## Task statement
Reproduce every line of the records below, character for character, with no changes.

------------

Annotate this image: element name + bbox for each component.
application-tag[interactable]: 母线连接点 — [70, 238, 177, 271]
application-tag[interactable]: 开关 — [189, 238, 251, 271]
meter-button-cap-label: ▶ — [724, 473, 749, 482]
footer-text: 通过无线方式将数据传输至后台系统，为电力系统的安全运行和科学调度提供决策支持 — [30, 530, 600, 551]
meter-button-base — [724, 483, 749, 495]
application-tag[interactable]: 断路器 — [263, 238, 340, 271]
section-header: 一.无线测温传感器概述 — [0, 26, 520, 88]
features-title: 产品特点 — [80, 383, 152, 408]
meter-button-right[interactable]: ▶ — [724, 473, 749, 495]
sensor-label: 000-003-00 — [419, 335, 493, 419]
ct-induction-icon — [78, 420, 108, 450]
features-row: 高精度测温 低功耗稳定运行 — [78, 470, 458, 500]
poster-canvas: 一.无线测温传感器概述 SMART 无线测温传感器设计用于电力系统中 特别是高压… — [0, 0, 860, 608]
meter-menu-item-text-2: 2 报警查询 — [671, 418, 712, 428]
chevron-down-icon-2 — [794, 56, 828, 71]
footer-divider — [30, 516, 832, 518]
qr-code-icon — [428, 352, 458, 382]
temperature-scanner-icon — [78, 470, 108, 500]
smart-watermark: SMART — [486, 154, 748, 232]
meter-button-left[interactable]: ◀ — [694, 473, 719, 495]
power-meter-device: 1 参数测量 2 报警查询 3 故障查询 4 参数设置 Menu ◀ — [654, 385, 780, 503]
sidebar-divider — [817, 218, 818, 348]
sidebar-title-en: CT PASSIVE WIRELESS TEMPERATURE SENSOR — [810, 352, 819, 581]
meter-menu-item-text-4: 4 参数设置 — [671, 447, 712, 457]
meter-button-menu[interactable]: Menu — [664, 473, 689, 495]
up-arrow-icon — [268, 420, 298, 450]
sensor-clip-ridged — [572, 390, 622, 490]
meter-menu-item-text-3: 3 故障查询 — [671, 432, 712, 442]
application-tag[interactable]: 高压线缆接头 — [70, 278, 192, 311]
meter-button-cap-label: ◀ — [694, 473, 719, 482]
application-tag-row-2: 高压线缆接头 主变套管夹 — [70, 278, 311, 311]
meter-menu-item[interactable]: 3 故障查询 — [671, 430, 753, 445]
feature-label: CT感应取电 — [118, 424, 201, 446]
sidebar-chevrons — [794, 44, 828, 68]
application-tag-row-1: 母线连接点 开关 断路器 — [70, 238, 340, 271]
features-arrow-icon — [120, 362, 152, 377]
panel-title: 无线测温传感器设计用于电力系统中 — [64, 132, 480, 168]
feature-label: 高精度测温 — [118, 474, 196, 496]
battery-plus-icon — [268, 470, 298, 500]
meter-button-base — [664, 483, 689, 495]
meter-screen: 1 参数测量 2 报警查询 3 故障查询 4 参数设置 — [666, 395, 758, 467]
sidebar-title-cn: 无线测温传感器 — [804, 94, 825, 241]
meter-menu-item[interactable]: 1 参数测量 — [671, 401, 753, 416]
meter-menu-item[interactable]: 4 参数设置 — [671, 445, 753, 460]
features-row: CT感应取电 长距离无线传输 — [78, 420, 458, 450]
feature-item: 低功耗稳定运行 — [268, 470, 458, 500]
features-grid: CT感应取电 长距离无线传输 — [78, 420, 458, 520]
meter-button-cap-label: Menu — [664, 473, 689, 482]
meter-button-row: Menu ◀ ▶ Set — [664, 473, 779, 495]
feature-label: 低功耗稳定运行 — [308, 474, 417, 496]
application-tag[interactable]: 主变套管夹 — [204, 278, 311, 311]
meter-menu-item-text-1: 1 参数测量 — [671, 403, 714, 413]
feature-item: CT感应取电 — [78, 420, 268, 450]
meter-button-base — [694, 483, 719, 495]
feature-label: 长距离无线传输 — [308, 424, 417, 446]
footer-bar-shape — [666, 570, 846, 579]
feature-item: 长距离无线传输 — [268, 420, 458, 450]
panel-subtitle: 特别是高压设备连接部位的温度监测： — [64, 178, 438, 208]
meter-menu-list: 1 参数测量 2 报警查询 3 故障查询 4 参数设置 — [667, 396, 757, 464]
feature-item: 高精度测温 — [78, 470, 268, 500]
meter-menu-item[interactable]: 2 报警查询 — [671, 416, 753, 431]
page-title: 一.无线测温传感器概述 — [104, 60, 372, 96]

------------

## The response
Annotate this image: element name + bbox for each component.
application-tag[interactable]: 母线连接点 — [70, 238, 177, 271]
application-tag[interactable]: 开关 — [189, 238, 251, 271]
meter-button-cap-label: ▶ — [724, 473, 749, 482]
footer-text: 通过无线方式将数据传输至后台系统，为电力系统的安全运行和科学调度提供决策支持 — [30, 530, 600, 551]
meter-button-base — [724, 483, 749, 495]
application-tag[interactable]: 断路器 — [263, 238, 340, 271]
section-header: 一.无线测温传感器概述 — [0, 26, 520, 88]
features-title: 产品特点 — [80, 383, 152, 408]
meter-button-right[interactable]: ▶ — [724, 473, 749, 495]
sensor-label: 000-003-00 — [419, 335, 493, 419]
ct-induction-icon — [78, 420, 108, 450]
features-row: 高精度测温 低功耗稳定运行 — [78, 470, 458, 500]
poster-canvas: 一.无线测温传感器概述 SMART 无线测温传感器设计用于电力系统中 特别是高压… — [0, 0, 860, 608]
meter-menu-item-text-2: 2 报警查询 — [671, 418, 712, 428]
chevron-down-icon-2 — [794, 56, 828, 71]
footer-divider — [30, 516, 832, 518]
qr-code-icon — [428, 352, 458, 382]
temperature-scanner-icon — [78, 470, 108, 500]
smart-watermark: SMART — [486, 154, 748, 232]
meter-button-left[interactable]: ◀ — [694, 473, 719, 495]
power-meter-device: 1 参数测量 2 报警查询 3 故障查询 4 参数设置 Menu ◀ — [654, 385, 780, 503]
sidebar-divider — [817, 218, 818, 348]
sidebar-title-en: CT PASSIVE WIRELESS TEMPERATURE SENSOR — [810, 352, 819, 581]
meter-menu-item-text-4: 4 参数设置 — [671, 447, 712, 457]
meter-button-menu[interactable]: Menu — [664, 473, 689, 495]
up-arrow-icon — [268, 420, 298, 450]
sensor-clip-ridged — [572, 390, 622, 490]
meter-menu-item-text-3: 3 故障查询 — [671, 432, 712, 442]
application-tag[interactable]: 高压线缆接头 — [70, 278, 192, 311]
meter-button-cap-label: ◀ — [694, 473, 719, 482]
application-tag-row-2: 高压线缆接头 主变套管夹 — [70, 278, 311, 311]
meter-menu-item[interactable]: 3 故障查询 — [671, 430, 753, 445]
feature-label: CT感应取电 — [118, 424, 201, 446]
sidebar-chevrons — [794, 44, 828, 68]
application-tag-row-1: 母线连接点 开关 断路器 — [70, 238, 340, 271]
features-arrow-icon — [120, 362, 152, 377]
panel-title: 无线测温传感器设计用于电力系统中 — [64, 132, 480, 168]
feature-label: 高精度测温 — [118, 474, 196, 496]
battery-plus-icon — [268, 470, 298, 500]
meter-button-base — [664, 483, 689, 495]
meter-screen: 1 参数测量 2 报警查询 3 故障查询 4 参数设置 — [666, 395, 758, 467]
sidebar-title-cn: 无线测温传感器 — [804, 94, 825, 241]
meter-menu-item[interactable]: 1 参数测量 — [671, 401, 753, 416]
meter-menu-item[interactable]: 4 参数设置 — [671, 445, 753, 460]
features-row: CT感应取电 长距离无线传输 — [78, 420, 458, 450]
feature-item: 低功耗稳定运行 — [268, 470, 458, 500]
features-grid: CT感应取电 长距离无线传输 — [78, 420, 458, 520]
meter-button-cap-label: Menu — [664, 473, 689, 482]
meter-button-row: Menu ◀ ▶ Set — [664, 473, 779, 495]
feature-label: 低功耗稳定运行 — [308, 474, 417, 496]
application-tag[interactable]: 主变套管夹 — [204, 278, 311, 311]
meter-menu-item-text-1: 1 参数测量 — [671, 403, 714, 413]
feature-item: CT感应取电 — [78, 420, 268, 450]
meter-button-base — [694, 483, 719, 495]
feature-label: 长距离无线传输 — [308, 424, 417, 446]
footer-bar-shape — [666, 570, 846, 579]
feature-item: 长距离无线传输 — [268, 420, 458, 450]
panel-subtitle: 特别是高压设备连接部位的温度监测： — [64, 178, 438, 208]
meter-menu-list: 1 参数测量 2 报警查询 3 故障查询 4 参数设置 — [667, 396, 757, 464]
feature-item: 高精度测温 — [78, 470, 268, 500]
meter-menu-item[interactable]: 2 报警查询 — [671, 416, 753, 431]
page-title: 一.无线测温传感器概述 — [104, 60, 372, 96]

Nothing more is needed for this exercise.